> _Raw records_:

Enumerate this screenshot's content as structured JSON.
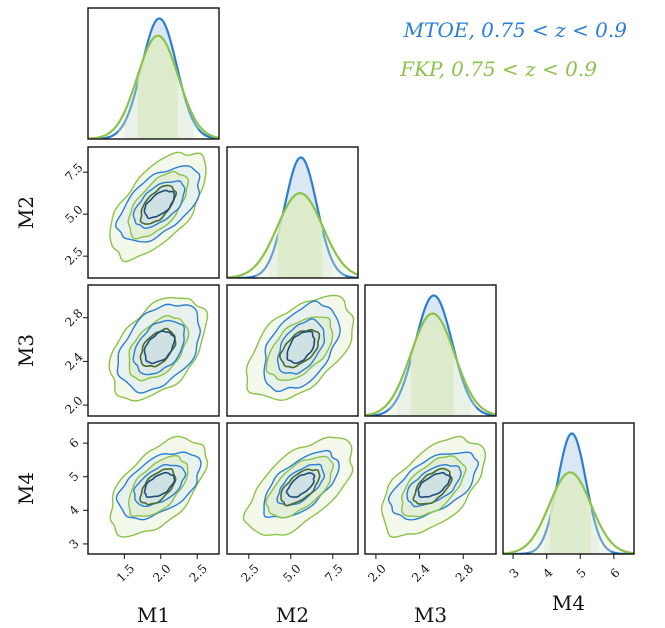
{
  "chart_data": {
    "type": "corner",
    "params": [
      "M1",
      "M2",
      "M3",
      "M4"
    ],
    "ticks": {
      "M1": [
        "1.5",
        "2.0",
        "2.5"
      ],
      "M2": [
        "2.5",
        "5.0",
        "7.5"
      ],
      "M3": [
        "2.0",
        "2.4",
        "2.8"
      ],
      "M4": [
        "3",
        "4",
        "5",
        "6"
      ]
    },
    "ranges": {
      "M1": [
        1.0,
        2.8
      ],
      "M2": [
        1.2,
        9.0
      ],
      "M3": [
        1.9,
        3.1
      ],
      "M4": [
        2.7,
        6.6
      ]
    },
    "series": [
      {
        "name": "MTOE, 0.75 < z < 0.9",
        "color": "#2a7fd4",
        "dark": "#1f4e79",
        "fill": "#d7e6f3",
        "means": {
          "M1": 1.98,
          "M2": 5.6,
          "M3": 2.53,
          "M4": 4.75
        },
        "sigmas": {
          "M1": 0.24,
          "M2": 0.95,
          "M3": 0.17,
          "M4": 0.42
        },
        "corr": {
          "M1|M2": 0.55,
          "M1|M3": 0.4,
          "M1|M4": 0.5,
          "M2|M3": 0.45,
          "M2|M4": 0.6,
          "M3|M4": 0.55
        }
      },
      {
        "name": "FKP, 0.75 < z < 0.9",
        "color": "#8bc34a",
        "dark": "#4a6b2a",
        "fill": "#dcebc7",
        "means": {
          "M1": 1.96,
          "M2": 5.55,
          "M3": 2.52,
          "M4": 4.7
        },
        "sigmas": {
          "M1": 0.28,
          "M2": 1.35,
          "M3": 0.2,
          "M4": 0.62
        },
        "corr": {
          "M1|M2": 0.6,
          "M1|M3": 0.45,
          "M1|M4": 0.55,
          "M2|M3": 0.5,
          "M2|M4": 0.6,
          "M3|M4": 0.55
        }
      }
    ],
    "legend_position": "top-right"
  }
}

> _Instructions for the task_: Reproduce all of the material exactly, apart from the pictures.

> _Finished answer_:
Enumerate this screenshot's content as structured JSON.
{
  "chart_data": {
    "type": "corner",
    "params": [
      "M1",
      "M2",
      "M3",
      "M4"
    ],
    "ticks": {
      "M1": [
        "1.5",
        "2.0",
        "2.5"
      ],
      "M2": [
        "2.5",
        "5.0",
        "7.5"
      ],
      "M3": [
        "2.0",
        "2.4",
        "2.8"
      ],
      "M4": [
        "3",
        "4",
        "5",
        "6"
      ]
    },
    "ranges": {
      "M1": [
        1.0,
        2.8
      ],
      "M2": [
        1.2,
        9.0
      ],
      "M3": [
        1.9,
        3.1
      ],
      "M4": [
        2.7,
        6.6
      ]
    },
    "series": [
      {
        "name": "MTOE, 0.75 < z < 0.9",
        "color": "#2a7fd4",
        "dark": "#1f4e79",
        "fill": "#d7e6f3",
        "means": {
          "M1": 1.98,
          "M2": 5.6,
          "M3": 2.53,
          "M4": 4.75
        },
        "sigmas": {
          "M1": 0.24,
          "M2": 0.95,
          "M3": 0.17,
          "M4": 0.42
        },
        "corr": {
          "M1|M2": 0.55,
          "M1|M3": 0.4,
          "M1|M4": 0.5,
          "M2|M3": 0.45,
          "M2|M4": 0.6,
          "M3|M4": 0.55
        }
      },
      {
        "name": "FKP, 0.75 < z < 0.9",
        "color": "#8bc34a",
        "dark": "#4a6b2a",
        "fill": "#dcebc7",
        "means": {
          "M1": 1.96,
          "M2": 5.55,
          "M3": 2.52,
          "M4": 4.7
        },
        "sigmas": {
          "M1": 0.28,
          "M2": 1.35,
          "M3": 0.2,
          "M4": 0.62
        },
        "corr": {
          "M1|M2": 0.6,
          "M1|M3": 0.45,
          "M1|M4": 0.55,
          "M2|M3": 0.5,
          "M2|M4": 0.6,
          "M3|M4": 0.55
        }
      }
    ],
    "legend_position": "top-right"
  }
}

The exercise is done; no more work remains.